+++ Given data

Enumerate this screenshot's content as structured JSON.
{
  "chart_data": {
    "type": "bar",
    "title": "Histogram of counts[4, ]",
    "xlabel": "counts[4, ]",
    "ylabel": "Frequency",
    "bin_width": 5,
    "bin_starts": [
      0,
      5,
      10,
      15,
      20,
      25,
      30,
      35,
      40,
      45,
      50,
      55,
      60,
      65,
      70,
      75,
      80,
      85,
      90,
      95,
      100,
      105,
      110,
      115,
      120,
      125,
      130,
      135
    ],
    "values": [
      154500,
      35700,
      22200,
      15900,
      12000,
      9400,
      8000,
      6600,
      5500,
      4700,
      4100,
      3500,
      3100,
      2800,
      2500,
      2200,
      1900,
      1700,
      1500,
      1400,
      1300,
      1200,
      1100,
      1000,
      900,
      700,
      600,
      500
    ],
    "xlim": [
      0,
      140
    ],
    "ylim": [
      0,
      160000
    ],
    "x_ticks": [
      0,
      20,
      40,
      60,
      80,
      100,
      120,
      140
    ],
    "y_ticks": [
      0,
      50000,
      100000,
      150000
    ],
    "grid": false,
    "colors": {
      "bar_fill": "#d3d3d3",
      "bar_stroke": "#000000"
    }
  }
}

++++++
+++ Given data

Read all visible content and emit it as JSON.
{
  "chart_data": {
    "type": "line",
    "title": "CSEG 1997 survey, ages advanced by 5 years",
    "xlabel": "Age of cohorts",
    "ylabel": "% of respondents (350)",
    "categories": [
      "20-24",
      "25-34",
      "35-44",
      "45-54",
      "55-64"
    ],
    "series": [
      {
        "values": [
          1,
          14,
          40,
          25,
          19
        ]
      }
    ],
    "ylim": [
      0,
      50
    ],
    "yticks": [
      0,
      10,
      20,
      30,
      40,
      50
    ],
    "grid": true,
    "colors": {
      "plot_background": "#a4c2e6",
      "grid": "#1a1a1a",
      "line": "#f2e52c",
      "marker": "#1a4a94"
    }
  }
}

++++++

Locate all lines holding the word "content", then copy them out.

Enumerate this screenshot's content as structured JSON.
Read all visible content and emit it as JSON.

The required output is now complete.